**WHAT IS BEING ASKED:**
Collect all lines containing the word "String" from the data.
== GIVEN RECORDS ==
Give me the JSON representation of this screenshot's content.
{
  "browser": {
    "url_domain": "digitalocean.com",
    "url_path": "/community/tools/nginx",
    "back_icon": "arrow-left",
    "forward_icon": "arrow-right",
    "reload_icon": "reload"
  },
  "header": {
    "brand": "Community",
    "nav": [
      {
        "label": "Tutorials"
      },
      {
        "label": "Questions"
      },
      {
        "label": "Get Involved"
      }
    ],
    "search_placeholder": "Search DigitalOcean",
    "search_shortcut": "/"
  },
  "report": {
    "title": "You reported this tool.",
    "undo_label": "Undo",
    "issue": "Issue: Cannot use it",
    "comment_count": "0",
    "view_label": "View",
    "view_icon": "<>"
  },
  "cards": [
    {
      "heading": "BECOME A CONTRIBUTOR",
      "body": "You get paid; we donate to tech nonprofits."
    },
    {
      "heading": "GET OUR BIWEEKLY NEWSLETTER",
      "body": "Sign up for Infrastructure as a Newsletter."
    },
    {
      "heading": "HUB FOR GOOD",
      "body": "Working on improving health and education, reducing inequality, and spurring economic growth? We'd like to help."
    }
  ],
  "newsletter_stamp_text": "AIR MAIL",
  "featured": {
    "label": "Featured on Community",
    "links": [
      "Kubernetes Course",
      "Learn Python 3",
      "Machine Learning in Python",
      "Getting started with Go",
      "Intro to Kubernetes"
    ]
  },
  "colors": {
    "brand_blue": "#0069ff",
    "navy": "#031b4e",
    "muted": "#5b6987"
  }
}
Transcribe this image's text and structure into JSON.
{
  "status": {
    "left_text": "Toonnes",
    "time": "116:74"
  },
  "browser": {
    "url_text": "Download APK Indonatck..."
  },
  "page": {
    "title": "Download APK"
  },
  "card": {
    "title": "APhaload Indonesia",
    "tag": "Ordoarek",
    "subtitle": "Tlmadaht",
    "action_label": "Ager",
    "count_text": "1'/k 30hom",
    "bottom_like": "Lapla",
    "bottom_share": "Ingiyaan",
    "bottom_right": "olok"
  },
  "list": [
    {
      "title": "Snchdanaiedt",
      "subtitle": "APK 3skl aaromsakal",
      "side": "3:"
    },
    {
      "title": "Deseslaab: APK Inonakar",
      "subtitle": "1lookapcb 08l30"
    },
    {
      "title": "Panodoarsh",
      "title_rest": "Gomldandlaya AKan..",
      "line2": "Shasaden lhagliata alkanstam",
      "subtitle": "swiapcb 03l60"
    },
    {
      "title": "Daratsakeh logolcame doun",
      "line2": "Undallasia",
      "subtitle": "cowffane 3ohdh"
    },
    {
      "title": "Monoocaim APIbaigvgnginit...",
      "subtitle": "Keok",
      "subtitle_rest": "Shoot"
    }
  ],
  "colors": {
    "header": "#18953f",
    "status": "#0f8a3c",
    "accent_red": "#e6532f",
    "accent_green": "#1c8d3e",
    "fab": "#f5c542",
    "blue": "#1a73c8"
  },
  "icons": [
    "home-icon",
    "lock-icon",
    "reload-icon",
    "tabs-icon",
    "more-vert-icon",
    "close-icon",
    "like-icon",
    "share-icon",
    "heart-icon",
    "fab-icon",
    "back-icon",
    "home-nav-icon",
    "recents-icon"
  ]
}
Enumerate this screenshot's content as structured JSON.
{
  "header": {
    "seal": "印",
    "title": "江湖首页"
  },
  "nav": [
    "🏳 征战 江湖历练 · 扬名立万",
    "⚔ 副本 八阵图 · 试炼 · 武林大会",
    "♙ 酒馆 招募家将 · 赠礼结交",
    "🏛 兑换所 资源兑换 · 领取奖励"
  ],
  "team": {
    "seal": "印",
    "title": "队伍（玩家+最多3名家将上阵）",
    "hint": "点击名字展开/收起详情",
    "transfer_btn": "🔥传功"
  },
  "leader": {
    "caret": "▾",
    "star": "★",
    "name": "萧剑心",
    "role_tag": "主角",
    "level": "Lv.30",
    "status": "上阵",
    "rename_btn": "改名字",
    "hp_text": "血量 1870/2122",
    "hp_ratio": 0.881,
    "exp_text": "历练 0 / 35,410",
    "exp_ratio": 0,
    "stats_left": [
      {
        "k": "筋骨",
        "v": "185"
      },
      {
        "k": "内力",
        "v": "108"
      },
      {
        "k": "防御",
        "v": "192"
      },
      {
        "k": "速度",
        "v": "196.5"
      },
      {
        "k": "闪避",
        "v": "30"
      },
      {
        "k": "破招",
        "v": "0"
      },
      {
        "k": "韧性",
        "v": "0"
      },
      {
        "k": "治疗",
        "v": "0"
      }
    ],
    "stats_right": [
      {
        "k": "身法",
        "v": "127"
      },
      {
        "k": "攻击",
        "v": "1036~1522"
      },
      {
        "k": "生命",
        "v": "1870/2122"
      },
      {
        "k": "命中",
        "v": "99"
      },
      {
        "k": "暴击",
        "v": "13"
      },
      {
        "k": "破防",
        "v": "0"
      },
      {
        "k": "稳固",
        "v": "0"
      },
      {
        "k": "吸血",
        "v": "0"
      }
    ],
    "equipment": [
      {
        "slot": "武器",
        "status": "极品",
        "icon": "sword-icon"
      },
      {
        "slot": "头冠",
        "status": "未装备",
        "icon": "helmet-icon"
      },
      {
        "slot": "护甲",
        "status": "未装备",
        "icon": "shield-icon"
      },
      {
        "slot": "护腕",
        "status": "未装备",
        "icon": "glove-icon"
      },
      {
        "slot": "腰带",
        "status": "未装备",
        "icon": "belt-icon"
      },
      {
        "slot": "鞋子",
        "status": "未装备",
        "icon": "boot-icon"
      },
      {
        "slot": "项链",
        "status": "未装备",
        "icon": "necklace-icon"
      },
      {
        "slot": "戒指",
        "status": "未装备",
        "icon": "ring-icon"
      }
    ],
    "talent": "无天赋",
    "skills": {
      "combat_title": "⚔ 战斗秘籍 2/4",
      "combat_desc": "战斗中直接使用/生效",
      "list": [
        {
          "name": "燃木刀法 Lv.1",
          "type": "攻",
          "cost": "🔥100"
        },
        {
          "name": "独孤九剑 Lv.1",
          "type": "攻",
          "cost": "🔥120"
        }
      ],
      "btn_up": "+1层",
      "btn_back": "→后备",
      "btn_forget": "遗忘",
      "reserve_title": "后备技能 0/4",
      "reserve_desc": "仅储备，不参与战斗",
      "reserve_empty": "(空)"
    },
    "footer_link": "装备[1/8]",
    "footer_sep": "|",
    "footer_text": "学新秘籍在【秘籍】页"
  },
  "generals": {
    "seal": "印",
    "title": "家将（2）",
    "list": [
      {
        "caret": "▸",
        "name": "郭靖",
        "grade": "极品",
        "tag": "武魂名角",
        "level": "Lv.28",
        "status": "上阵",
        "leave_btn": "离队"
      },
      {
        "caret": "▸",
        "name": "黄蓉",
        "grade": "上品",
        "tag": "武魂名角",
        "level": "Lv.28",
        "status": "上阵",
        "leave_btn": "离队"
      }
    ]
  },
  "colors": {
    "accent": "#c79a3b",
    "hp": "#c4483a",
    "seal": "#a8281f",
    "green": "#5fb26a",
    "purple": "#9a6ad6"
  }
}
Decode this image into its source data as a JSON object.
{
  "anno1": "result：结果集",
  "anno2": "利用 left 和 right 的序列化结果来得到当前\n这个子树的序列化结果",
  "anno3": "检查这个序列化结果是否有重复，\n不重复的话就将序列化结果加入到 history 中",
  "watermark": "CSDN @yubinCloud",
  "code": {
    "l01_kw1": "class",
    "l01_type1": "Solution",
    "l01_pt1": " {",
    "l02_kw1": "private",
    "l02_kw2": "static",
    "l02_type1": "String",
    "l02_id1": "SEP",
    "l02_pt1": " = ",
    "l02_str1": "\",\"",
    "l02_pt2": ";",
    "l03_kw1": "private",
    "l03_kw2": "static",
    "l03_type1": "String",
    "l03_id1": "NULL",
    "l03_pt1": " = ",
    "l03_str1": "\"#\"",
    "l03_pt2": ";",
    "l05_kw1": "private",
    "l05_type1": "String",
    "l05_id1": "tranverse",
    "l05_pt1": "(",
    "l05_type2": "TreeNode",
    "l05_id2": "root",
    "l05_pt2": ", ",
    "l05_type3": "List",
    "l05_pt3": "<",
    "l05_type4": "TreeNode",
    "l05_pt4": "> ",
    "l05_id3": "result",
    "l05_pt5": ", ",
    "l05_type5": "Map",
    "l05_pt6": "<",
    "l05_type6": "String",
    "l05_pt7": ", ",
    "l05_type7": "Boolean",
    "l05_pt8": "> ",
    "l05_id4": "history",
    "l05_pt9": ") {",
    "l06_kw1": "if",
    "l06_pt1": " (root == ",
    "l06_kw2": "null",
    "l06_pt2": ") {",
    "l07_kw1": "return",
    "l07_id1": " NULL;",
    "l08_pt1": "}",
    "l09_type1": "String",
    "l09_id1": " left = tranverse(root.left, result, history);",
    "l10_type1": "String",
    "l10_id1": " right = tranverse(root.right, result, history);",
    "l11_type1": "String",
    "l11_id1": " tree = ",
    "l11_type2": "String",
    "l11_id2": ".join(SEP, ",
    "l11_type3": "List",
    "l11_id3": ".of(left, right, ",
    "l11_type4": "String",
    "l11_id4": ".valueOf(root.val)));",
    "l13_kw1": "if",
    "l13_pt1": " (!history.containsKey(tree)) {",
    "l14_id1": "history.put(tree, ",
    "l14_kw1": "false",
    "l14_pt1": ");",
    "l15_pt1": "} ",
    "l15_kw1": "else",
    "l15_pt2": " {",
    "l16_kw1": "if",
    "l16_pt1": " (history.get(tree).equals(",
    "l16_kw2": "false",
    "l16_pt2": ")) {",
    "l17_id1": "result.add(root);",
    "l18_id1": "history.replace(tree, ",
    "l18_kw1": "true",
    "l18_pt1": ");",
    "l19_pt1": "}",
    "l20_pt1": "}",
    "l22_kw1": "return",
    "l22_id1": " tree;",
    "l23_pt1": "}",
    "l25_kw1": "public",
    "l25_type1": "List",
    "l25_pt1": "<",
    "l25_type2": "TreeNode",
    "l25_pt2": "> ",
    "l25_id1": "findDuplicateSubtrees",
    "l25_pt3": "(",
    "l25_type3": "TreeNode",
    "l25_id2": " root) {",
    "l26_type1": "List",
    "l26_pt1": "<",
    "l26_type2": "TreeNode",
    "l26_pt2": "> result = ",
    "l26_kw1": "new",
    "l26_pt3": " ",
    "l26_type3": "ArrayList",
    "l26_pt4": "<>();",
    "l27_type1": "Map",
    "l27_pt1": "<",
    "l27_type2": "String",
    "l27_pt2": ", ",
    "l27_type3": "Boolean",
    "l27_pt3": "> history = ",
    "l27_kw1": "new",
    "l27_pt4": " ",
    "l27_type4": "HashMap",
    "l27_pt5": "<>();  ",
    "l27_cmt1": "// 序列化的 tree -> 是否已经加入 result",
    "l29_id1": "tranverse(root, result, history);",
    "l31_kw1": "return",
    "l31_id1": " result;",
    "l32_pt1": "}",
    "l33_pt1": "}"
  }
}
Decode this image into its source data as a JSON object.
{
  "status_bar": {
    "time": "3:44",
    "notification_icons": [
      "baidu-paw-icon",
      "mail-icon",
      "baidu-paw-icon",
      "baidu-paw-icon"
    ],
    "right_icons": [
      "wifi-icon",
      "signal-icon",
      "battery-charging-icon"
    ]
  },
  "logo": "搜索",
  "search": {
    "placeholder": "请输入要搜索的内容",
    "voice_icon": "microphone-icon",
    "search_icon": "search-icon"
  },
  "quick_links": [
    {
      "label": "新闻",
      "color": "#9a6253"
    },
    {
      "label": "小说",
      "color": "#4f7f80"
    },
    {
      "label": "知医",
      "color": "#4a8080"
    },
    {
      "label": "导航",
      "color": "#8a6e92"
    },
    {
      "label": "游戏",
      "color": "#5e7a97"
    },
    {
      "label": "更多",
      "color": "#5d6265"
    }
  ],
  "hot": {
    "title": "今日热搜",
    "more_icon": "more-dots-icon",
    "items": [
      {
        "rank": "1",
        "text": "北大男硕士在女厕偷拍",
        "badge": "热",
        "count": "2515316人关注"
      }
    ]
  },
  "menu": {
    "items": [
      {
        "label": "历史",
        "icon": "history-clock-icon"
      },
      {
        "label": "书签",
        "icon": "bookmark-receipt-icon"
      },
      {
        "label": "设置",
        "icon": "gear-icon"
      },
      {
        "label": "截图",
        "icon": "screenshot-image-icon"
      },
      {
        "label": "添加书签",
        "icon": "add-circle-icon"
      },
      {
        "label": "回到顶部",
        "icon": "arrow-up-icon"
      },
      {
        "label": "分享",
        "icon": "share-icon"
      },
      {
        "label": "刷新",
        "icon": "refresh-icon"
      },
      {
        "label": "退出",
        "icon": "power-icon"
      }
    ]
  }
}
===
**CORRECT ANSWER:**
    "l02_type1": "String",
    "l03_type1": "String",
    "l05_type1": "String",
    "l05_type6": "String",
    "l09_type1": "String",
    "l10_type1": "String",
    "l11_type1": "String",
    "l11_type2": "String",
    "l11_type4": "String",
    "l27_type2": "String",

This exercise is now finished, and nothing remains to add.